▶ **Your instructions**:
Return the lines of the entries unchanged, starting from the first line and ending with the line that contains "section-heading: 一、工程概况 <box>115", with that line included.

(Element and region data)
* Begin *

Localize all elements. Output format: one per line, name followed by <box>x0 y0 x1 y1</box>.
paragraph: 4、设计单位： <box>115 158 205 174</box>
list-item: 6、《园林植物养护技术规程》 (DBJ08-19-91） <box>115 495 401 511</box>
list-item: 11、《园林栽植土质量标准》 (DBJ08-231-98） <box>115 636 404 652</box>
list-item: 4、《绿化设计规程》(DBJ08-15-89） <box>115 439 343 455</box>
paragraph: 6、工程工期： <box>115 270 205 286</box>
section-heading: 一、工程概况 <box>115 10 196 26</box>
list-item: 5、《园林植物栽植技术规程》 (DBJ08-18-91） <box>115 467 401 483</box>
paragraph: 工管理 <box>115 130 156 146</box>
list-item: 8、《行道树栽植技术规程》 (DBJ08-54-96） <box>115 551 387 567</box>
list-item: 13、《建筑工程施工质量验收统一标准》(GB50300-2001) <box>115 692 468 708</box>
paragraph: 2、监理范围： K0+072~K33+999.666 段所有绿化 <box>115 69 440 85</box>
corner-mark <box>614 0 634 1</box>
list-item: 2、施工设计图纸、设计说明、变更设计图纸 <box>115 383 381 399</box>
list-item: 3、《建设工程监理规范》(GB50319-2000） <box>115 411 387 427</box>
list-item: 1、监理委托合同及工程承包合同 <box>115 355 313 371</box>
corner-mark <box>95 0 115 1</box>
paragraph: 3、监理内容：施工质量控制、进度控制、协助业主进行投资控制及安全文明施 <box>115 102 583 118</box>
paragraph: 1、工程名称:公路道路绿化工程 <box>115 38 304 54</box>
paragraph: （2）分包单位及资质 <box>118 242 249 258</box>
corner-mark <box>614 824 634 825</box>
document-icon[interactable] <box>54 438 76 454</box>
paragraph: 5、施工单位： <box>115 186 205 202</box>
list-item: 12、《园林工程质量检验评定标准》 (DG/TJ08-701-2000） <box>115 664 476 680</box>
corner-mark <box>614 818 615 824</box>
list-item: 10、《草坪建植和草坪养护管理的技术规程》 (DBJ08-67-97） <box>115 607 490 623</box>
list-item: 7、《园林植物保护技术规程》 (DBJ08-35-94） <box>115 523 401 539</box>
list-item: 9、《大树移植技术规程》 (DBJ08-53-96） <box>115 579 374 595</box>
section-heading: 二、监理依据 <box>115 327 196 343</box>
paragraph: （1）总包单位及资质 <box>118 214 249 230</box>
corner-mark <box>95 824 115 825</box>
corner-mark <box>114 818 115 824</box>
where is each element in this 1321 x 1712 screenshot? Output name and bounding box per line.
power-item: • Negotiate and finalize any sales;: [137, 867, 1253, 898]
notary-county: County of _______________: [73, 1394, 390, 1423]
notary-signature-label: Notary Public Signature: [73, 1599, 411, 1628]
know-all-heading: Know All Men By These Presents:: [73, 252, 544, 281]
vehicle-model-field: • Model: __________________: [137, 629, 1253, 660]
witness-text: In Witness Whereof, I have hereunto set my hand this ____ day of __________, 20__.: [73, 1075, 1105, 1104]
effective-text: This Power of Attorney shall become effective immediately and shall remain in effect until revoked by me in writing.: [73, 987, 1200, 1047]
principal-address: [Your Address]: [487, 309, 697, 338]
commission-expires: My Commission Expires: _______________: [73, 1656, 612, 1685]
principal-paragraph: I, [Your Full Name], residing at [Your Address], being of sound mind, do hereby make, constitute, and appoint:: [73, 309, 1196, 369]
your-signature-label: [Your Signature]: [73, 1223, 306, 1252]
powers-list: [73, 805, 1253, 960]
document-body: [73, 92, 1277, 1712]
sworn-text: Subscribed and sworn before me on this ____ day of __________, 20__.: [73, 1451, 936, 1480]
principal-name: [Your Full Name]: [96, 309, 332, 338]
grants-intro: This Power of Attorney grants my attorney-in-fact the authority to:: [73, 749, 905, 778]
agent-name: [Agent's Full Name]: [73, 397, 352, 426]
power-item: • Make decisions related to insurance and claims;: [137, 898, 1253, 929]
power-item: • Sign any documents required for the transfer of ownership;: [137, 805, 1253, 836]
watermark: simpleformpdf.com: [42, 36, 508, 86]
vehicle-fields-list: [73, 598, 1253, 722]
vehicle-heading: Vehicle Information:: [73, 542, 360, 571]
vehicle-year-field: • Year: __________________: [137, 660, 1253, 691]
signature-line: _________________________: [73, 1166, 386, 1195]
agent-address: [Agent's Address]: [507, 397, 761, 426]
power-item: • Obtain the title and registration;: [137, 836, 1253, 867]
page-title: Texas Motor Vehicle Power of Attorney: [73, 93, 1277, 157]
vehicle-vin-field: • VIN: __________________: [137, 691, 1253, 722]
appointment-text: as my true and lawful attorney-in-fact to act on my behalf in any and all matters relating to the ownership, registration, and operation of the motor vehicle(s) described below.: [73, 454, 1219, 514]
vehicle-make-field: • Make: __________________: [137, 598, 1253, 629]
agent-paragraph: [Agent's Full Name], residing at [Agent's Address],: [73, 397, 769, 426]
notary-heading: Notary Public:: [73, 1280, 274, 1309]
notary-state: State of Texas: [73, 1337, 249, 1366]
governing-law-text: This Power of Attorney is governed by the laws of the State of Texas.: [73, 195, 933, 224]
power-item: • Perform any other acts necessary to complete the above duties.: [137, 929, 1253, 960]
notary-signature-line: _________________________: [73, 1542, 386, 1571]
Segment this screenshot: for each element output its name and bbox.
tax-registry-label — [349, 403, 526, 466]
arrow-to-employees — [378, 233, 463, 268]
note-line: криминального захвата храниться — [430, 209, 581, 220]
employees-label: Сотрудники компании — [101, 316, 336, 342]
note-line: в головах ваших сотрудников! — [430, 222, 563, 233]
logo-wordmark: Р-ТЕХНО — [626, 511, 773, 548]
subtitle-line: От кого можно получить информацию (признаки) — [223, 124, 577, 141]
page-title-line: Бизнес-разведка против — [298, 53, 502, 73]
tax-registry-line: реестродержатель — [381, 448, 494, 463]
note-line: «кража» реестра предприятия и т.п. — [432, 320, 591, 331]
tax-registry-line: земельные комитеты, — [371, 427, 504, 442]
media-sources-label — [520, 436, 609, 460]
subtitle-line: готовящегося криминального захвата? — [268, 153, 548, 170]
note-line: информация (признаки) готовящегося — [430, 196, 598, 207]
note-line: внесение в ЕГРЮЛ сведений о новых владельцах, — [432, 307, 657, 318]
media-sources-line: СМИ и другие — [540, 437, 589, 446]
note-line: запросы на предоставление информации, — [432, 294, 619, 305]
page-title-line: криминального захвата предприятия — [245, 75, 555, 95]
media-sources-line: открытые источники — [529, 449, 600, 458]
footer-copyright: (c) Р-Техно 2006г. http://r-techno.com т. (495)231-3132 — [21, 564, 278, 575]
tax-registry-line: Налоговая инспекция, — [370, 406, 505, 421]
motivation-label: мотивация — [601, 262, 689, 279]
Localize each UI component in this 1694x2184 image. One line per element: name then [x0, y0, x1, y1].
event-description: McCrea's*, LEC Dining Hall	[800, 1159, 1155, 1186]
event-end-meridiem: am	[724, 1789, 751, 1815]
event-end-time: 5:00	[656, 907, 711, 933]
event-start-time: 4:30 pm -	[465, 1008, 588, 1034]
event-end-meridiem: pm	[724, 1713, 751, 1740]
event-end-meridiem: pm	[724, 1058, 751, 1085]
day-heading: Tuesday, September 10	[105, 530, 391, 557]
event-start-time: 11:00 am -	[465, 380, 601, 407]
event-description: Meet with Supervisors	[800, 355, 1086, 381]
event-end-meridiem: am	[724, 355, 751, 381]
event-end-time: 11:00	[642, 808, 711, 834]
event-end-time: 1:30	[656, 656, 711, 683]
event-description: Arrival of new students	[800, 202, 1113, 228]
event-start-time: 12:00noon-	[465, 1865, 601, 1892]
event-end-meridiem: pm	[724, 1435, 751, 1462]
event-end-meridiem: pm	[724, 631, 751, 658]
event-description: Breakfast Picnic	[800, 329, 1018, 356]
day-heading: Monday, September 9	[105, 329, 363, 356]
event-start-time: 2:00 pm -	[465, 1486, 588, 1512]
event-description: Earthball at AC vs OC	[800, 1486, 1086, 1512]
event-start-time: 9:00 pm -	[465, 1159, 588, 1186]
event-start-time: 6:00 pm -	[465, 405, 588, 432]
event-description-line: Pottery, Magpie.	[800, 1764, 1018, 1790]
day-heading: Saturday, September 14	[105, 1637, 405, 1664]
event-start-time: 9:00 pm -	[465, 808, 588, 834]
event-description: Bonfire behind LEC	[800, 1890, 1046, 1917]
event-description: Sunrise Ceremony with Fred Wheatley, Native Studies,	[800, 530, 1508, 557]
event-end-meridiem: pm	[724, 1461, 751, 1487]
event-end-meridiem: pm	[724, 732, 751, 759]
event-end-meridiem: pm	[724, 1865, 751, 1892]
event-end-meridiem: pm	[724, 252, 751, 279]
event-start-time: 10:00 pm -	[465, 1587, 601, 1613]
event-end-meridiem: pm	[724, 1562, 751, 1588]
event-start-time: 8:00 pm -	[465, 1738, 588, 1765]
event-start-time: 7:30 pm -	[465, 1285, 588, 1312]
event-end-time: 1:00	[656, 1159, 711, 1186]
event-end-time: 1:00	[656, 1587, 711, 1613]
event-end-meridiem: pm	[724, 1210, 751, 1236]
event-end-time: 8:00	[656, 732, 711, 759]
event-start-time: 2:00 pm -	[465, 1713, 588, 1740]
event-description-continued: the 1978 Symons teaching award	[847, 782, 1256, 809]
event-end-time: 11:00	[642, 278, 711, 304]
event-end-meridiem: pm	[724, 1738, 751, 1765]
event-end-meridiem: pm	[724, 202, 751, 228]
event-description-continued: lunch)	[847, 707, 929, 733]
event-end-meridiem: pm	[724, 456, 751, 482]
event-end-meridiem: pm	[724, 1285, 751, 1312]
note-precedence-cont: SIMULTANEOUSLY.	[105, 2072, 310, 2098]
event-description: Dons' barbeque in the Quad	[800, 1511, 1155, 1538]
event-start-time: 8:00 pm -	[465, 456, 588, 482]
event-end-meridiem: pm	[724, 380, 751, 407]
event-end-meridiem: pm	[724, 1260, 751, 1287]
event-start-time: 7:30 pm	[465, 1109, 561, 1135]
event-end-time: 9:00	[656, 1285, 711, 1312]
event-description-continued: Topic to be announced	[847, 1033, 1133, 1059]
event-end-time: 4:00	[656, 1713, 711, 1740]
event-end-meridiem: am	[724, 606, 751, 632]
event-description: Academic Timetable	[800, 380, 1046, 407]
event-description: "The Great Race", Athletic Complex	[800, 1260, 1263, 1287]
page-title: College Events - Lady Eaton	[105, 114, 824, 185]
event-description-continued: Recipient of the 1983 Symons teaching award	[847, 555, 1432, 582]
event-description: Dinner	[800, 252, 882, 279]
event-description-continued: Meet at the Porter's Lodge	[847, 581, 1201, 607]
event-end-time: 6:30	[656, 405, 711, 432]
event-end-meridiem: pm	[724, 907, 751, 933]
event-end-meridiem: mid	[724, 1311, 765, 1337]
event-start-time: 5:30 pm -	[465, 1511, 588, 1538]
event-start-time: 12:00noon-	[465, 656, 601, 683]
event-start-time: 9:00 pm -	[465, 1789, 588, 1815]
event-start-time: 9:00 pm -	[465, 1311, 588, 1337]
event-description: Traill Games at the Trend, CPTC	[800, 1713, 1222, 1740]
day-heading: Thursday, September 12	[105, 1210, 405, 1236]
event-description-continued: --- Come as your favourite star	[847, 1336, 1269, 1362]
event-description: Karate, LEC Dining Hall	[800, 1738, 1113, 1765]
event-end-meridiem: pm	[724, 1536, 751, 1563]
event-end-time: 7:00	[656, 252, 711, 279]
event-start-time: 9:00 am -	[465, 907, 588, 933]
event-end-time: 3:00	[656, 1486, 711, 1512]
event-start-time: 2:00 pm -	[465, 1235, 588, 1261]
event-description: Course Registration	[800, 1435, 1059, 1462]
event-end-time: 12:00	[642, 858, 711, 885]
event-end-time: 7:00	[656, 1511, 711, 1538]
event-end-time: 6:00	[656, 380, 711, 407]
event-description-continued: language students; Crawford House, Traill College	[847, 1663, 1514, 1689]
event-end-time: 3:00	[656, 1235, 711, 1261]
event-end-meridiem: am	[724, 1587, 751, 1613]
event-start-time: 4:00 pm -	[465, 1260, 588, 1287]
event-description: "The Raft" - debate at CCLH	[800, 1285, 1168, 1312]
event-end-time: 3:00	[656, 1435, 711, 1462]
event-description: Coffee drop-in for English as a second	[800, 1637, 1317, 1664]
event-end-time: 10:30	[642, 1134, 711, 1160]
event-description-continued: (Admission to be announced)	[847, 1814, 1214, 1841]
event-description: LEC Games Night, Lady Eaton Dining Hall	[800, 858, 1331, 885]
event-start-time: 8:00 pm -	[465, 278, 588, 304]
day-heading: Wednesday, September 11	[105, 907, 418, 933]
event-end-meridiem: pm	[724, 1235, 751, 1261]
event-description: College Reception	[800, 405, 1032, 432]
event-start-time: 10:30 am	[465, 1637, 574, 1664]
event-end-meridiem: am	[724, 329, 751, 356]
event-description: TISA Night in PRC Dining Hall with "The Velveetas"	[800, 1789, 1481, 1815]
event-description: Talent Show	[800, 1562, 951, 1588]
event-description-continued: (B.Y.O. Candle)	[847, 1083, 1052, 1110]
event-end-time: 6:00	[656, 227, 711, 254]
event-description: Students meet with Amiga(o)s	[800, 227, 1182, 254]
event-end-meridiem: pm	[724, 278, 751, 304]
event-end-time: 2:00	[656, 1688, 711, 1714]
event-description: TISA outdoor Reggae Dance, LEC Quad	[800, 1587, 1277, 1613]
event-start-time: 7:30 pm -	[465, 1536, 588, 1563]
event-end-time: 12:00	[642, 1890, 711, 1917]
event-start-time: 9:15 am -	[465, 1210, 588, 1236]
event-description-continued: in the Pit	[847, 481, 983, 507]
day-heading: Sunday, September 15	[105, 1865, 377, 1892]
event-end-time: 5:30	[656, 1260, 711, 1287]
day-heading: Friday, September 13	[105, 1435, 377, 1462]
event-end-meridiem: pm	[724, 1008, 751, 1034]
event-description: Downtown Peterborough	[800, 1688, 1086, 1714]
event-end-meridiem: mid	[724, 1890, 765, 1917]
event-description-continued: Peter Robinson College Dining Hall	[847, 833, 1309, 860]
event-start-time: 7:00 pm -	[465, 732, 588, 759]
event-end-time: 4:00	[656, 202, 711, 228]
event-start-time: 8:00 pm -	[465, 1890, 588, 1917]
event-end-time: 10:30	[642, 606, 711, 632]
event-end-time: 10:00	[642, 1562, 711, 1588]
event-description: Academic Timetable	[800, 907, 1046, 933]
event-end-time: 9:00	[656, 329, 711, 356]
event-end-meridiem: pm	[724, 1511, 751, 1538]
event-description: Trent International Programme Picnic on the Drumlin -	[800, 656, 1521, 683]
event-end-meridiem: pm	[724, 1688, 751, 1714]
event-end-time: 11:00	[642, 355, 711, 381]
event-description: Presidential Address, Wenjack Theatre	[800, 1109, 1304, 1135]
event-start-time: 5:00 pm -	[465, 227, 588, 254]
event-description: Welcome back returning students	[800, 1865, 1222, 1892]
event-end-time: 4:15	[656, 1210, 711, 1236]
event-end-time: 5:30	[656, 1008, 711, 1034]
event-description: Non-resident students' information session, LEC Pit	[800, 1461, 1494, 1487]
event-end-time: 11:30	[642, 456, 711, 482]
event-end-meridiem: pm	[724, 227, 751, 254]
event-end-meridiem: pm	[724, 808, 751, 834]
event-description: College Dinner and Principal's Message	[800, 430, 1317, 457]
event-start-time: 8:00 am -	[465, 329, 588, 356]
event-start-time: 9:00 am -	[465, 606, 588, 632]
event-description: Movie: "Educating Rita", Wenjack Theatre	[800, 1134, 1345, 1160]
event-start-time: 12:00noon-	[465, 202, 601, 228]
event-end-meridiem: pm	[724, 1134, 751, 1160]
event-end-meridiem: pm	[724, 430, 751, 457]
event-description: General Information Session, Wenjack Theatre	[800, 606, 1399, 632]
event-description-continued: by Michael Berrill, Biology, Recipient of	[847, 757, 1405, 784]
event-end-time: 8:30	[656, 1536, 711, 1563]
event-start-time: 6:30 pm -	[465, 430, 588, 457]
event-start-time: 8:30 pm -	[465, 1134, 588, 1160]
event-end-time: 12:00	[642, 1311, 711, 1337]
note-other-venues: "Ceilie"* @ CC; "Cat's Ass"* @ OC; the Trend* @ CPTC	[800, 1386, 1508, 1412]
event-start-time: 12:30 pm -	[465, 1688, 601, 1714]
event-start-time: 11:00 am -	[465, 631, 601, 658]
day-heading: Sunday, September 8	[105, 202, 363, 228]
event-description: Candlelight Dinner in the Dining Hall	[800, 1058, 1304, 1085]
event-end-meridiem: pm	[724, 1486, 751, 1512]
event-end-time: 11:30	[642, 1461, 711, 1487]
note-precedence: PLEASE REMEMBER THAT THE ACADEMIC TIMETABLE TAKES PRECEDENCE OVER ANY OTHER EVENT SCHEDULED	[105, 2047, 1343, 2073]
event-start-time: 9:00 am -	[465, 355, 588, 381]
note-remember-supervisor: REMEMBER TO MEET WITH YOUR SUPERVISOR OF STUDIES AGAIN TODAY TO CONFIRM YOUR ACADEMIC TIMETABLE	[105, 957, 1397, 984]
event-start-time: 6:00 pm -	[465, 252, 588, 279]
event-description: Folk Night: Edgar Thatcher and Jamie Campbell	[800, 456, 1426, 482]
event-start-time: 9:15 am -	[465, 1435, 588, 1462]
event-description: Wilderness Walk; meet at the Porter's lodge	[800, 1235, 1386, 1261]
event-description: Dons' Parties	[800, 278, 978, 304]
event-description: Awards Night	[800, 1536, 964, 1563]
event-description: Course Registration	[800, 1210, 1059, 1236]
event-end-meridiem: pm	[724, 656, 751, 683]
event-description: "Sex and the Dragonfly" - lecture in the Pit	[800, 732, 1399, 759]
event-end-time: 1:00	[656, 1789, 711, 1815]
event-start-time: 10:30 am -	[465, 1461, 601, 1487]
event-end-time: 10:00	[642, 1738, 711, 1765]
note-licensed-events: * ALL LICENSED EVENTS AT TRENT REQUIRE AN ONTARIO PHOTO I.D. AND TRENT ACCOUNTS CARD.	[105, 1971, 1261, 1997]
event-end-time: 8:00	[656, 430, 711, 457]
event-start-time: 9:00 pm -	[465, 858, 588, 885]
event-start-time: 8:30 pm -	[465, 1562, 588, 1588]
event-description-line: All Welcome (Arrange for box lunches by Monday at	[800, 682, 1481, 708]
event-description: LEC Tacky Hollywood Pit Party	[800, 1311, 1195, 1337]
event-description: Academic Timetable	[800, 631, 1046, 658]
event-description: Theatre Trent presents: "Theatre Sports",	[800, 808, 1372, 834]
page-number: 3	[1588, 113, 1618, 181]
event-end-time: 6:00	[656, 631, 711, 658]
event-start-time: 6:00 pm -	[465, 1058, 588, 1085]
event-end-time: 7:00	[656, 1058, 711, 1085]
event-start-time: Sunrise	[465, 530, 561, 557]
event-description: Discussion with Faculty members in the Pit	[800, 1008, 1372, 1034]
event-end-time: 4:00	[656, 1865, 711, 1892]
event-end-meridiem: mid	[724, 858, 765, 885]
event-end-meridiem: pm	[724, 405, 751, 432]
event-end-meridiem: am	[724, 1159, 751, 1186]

* End *

▶ **Response**:
Localize all elements. Output format: one per line, name followed by <box>x0 y0 x1 y1</box>.
paragraph: 4、设计单位： <box>115 158 205 174</box>
list-item: 6、《园林植物养护技术规程》 (DBJ08-19-91） <box>115 495 401 511</box>
list-item: 11、《园林栽植土质量标准》 (DBJ08-231-98） <box>115 636 404 652</box>
list-item: 4、《绿化设计规程》(DBJ08-15-89） <box>115 439 343 455</box>
paragraph: 6、工程工期： <box>115 270 205 286</box>
section-heading: 一、工程概况 <box>115 10 196 26</box>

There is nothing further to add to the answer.